- Aim: List all lines of the data containing the word "JSON".

- Data shown:
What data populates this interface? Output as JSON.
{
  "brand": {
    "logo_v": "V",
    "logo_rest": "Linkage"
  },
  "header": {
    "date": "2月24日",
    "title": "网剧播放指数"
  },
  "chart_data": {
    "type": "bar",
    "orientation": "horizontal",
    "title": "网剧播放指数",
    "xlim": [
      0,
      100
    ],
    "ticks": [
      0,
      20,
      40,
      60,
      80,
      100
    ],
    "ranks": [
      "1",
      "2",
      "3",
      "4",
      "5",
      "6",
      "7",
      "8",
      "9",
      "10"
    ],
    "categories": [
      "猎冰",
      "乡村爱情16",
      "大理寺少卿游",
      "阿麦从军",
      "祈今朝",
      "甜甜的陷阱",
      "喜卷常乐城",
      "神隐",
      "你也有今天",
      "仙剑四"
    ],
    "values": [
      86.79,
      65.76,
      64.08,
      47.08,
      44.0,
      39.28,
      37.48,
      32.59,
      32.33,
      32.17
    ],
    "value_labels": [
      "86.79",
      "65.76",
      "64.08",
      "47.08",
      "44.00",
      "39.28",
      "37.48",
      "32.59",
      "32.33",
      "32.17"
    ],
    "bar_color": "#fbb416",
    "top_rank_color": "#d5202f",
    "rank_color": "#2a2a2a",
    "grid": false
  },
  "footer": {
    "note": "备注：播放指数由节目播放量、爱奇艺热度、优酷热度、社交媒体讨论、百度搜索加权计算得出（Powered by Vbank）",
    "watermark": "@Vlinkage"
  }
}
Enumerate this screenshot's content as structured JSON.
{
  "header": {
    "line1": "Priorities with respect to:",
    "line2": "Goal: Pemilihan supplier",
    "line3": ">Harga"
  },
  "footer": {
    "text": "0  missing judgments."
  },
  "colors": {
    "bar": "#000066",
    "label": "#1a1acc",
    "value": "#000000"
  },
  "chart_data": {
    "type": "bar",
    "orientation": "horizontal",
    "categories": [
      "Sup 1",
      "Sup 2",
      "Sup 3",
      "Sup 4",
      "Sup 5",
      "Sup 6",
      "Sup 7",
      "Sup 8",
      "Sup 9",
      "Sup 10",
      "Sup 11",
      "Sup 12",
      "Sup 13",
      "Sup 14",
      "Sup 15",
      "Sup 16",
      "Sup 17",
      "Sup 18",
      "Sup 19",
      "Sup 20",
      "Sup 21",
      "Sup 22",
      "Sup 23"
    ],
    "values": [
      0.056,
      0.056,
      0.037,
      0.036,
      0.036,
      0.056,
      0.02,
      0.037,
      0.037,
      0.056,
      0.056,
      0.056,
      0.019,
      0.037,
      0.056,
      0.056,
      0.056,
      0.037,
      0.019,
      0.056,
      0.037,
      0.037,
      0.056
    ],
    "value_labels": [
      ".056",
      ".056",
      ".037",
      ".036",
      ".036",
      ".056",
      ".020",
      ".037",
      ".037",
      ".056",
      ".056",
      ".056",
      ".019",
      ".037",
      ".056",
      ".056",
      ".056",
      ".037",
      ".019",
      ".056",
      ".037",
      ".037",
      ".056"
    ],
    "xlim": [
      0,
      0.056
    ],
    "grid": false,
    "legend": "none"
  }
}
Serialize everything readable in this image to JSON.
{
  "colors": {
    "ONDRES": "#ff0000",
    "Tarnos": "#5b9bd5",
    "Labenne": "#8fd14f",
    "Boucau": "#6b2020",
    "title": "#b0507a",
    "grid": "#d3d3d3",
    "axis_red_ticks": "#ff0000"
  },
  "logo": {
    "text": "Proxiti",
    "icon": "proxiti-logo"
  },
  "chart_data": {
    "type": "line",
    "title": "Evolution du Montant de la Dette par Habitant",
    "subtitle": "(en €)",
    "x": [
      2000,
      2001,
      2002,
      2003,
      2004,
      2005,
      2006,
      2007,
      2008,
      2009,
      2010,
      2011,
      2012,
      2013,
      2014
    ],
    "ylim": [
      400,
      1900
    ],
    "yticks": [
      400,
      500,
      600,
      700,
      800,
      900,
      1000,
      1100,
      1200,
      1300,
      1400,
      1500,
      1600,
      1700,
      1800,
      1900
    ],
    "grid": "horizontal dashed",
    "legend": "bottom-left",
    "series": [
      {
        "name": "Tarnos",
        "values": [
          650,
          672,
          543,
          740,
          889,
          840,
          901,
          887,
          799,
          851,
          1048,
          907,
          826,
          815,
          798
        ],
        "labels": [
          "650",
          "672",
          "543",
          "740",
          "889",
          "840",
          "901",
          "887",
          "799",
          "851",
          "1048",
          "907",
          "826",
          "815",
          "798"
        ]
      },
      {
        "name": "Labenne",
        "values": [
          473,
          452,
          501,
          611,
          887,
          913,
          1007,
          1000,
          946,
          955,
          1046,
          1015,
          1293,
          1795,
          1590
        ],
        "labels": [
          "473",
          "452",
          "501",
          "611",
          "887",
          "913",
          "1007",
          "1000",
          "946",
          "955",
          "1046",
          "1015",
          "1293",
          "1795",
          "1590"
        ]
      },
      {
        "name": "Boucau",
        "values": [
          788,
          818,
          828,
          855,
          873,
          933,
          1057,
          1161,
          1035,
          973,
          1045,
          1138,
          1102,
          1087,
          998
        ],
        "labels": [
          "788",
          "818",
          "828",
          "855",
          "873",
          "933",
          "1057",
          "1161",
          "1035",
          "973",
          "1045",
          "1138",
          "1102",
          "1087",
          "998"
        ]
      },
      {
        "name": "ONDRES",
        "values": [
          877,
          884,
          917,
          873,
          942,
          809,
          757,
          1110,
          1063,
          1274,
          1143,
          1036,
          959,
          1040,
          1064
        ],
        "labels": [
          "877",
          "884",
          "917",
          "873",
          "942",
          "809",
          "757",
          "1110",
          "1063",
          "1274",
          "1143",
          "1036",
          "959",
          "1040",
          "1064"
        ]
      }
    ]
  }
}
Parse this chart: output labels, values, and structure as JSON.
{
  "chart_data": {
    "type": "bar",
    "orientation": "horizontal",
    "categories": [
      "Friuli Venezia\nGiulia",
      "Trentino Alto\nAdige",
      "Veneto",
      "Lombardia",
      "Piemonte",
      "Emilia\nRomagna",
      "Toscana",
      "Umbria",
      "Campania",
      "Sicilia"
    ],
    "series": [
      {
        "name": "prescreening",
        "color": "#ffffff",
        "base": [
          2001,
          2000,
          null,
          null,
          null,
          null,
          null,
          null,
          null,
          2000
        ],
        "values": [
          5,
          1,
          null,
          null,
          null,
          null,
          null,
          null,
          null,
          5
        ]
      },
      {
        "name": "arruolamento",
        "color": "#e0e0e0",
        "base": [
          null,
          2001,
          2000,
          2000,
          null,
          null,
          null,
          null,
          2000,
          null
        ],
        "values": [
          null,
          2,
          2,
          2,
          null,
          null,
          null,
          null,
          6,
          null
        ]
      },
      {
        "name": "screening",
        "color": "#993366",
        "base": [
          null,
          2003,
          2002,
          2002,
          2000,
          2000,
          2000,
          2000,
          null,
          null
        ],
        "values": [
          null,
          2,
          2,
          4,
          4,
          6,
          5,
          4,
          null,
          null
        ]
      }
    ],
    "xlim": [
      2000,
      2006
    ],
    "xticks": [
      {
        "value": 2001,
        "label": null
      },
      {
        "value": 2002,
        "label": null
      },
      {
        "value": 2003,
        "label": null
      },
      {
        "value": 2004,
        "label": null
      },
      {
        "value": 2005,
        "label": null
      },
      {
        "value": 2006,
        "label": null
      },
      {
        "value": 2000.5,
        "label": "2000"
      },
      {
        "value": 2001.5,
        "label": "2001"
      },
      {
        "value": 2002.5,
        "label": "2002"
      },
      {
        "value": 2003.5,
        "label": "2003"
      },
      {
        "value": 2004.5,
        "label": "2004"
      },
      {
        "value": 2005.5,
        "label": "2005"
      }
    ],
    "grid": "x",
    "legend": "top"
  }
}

- Solution for this exercise:
What data populates this interface? Output as JSON.
Enumerate this screenshot's content as structured JSON.
Serialize everything readable in this image to JSON.
Parse this chart: output labels, values, and structure as JSON.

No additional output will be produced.